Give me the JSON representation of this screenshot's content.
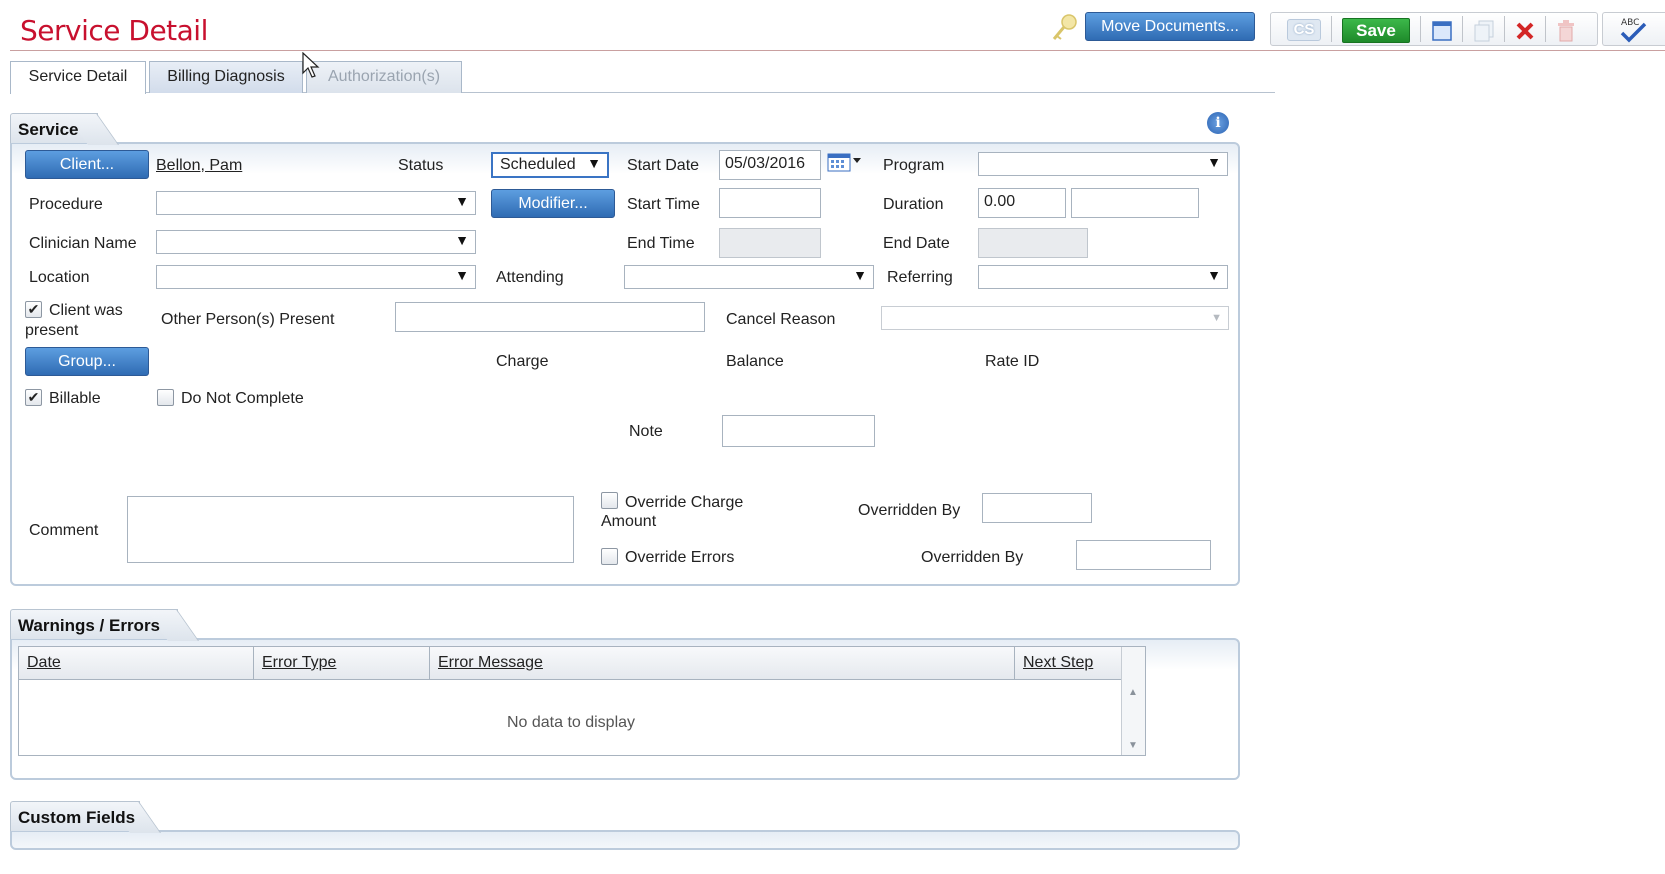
{
  "header": {
    "title": "Service Detail",
    "move_documents": "Move Documents...",
    "save": "Save"
  },
  "toolbar": {
    "icons": [
      "key-icon",
      "cs-icon",
      "new-document-icon",
      "copy-icon",
      "delete-icon",
      "trash-icon",
      "spellcheck-icon"
    ],
    "cs_label": "CS"
  },
  "tabs": [
    {
      "label": "Service Detail",
      "state": "active"
    },
    {
      "label": "Billing Diagnosis",
      "state": "inactive"
    },
    {
      "label": "Authorization(s)",
      "state": "disabled"
    }
  ],
  "service": {
    "section_title": "Service",
    "client_button": "Client...",
    "client_name": "Bellon, Pam",
    "status_label": "Status",
    "status_value": "Scheduled",
    "start_date_label": "Start Date",
    "start_date_value": "05/03/2016",
    "program_label": "Program",
    "procedure_label": "Procedure",
    "modifier_button": "Modifier...",
    "start_time_label": "Start Time",
    "duration_label": "Duration",
    "duration_value": "0.00",
    "clinician_label": "Clinician Name",
    "end_time_label": "End Time",
    "end_date_label": "End Date",
    "location_label": "Location",
    "attending_label": "Attending",
    "referring_label": "Referring",
    "client_present_label_1": "Client was",
    "client_present_label_2": "present",
    "client_present_checked": "✔",
    "other_person_label": "Other Person(s) Present",
    "cancel_reason_label": "Cancel Reason",
    "group_button": "Group...",
    "charge_label": "Charge",
    "balance_label": "Balance",
    "rate_id_label": "Rate ID",
    "billable_label": "Billable",
    "billable_checked": "✔",
    "do_not_complete_label": "Do Not Complete",
    "note_label": "Note",
    "comment_label": "Comment",
    "override_charge_label_1": "Override Charge",
    "override_charge_label_2": "Amount",
    "overridden_by_label_1": "Overridden By",
    "override_errors_label": "Override Errors",
    "overridden_by_label_2": "Overridden By"
  },
  "warnings": {
    "section_title": "Warnings / Errors",
    "columns": [
      "Date",
      "Error Type",
      "Error Message",
      "Next Step"
    ],
    "empty_text": "No data to display"
  },
  "custom_fields": {
    "section_title": "Custom Fields"
  }
}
--
### EXERCISE OBJECTIVE
List each line in the listing that contains the string "Time".

### WRITTEN RESPONSE
    "start_time_label": "Start Time",
    "end_time_label": "End Time",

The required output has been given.